Task objective >> Copy each line in which the string "color" occurs.

Data lines >>

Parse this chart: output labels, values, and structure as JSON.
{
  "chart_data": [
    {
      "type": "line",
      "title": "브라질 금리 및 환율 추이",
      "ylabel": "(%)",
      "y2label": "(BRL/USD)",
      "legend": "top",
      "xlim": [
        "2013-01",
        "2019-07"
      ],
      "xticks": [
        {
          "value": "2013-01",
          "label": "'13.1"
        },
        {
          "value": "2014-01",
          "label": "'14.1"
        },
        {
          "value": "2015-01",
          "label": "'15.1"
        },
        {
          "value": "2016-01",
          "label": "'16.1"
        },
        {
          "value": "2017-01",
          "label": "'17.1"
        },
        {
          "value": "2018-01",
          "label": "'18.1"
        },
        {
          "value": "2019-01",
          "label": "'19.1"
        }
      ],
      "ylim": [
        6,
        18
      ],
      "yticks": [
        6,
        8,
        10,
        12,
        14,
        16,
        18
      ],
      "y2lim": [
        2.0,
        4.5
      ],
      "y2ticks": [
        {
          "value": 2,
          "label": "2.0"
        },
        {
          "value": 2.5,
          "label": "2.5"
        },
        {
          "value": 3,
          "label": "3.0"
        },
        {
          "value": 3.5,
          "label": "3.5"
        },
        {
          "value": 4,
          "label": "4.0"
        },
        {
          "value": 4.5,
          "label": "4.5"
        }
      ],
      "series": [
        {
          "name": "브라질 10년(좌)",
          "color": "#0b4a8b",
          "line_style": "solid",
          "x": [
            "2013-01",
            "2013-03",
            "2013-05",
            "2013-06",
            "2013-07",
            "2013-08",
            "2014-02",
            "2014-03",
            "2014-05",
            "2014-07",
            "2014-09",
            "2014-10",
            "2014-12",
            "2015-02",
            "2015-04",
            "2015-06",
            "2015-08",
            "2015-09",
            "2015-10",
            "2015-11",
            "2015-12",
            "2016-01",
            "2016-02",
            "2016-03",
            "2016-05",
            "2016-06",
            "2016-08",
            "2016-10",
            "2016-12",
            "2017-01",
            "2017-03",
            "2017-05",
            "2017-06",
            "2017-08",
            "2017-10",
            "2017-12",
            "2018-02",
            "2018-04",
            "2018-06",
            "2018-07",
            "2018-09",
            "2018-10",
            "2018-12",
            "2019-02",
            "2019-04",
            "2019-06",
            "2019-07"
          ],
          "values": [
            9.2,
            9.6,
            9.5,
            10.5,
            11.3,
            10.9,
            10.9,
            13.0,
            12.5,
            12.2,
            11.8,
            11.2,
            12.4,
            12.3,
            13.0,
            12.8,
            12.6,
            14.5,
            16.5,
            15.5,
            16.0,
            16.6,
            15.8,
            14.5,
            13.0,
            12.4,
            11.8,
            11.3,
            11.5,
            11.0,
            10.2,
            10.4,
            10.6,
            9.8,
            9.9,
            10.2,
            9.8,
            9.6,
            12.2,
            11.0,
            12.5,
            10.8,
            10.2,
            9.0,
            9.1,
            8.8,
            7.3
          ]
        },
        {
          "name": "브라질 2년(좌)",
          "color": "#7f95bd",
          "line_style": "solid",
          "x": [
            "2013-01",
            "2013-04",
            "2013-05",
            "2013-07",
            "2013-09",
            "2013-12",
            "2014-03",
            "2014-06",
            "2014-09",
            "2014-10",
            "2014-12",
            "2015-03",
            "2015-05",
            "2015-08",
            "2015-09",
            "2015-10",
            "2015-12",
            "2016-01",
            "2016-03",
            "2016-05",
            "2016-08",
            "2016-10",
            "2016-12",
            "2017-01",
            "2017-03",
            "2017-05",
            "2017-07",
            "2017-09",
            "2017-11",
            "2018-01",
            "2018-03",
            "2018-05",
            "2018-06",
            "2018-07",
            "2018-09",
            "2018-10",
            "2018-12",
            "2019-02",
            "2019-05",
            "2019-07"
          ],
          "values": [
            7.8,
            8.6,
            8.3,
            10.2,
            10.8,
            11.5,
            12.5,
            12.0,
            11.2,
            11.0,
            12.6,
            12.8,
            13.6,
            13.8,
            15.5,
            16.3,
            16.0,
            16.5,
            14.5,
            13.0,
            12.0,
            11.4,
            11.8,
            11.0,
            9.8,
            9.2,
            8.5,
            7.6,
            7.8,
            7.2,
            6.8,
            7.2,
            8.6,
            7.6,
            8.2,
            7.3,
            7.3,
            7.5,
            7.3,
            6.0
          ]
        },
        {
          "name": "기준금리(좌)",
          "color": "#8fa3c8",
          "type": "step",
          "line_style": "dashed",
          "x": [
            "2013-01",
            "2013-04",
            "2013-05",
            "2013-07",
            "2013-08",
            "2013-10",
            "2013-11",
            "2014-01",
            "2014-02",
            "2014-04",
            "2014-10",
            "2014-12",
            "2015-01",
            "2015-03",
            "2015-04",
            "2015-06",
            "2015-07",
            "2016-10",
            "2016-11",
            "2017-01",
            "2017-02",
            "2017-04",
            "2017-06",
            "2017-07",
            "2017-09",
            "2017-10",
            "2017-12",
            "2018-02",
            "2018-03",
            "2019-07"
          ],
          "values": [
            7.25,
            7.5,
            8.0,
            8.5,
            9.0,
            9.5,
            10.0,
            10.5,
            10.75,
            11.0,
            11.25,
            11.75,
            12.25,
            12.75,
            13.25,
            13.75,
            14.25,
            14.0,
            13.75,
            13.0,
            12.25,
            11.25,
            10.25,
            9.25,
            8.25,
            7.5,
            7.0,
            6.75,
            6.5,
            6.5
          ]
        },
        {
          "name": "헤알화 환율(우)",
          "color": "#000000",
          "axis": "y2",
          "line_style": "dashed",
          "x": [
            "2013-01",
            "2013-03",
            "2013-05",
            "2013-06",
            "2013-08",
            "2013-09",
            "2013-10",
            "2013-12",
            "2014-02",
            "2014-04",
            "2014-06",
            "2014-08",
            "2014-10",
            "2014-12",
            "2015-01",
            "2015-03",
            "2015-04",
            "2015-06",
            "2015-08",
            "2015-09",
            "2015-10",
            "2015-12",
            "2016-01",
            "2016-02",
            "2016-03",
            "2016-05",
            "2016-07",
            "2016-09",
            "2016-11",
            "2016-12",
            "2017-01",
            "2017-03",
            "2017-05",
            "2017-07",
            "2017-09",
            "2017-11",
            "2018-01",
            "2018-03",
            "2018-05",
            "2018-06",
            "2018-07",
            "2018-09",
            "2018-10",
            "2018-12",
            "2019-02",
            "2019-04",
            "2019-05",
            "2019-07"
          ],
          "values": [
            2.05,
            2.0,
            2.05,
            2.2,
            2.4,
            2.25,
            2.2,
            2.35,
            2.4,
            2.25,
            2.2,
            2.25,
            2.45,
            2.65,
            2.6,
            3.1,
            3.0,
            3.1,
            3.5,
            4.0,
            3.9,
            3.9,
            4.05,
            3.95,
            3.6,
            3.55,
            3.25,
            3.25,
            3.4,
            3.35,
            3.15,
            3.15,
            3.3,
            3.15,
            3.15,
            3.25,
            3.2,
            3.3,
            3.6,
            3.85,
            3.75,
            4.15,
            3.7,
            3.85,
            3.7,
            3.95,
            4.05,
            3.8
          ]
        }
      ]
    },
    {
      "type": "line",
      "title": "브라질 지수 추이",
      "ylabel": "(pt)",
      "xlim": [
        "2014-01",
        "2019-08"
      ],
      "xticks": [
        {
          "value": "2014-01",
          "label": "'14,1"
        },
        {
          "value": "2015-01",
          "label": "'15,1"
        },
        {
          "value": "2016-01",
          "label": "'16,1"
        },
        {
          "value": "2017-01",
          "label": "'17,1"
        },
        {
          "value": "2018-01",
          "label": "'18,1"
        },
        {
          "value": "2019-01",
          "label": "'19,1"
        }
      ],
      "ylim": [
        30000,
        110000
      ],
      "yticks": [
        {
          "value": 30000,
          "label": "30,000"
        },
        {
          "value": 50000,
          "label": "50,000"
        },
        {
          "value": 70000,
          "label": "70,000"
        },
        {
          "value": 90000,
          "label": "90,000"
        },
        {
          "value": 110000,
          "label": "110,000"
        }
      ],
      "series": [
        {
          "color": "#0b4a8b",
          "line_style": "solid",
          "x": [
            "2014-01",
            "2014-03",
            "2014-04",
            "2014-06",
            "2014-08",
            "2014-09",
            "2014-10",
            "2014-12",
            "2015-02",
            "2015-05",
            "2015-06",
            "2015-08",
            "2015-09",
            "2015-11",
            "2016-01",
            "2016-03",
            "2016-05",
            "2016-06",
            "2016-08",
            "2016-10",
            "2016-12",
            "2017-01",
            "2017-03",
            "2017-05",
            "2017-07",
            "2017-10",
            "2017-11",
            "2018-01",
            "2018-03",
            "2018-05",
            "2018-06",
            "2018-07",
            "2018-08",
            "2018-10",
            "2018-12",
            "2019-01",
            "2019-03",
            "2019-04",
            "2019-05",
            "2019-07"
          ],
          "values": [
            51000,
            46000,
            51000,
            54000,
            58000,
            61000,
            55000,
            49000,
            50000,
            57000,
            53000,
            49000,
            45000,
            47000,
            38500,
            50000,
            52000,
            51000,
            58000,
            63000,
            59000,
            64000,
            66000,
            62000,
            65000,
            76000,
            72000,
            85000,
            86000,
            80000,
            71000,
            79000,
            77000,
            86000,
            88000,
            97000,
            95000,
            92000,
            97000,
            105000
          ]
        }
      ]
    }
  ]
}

Written answer >>
          "color": "#0b4a8b",
          "color": "#7f95bd",
          "color": "#8fa3c8",
          "color": "#000000",
          "color": "#0b4a8b",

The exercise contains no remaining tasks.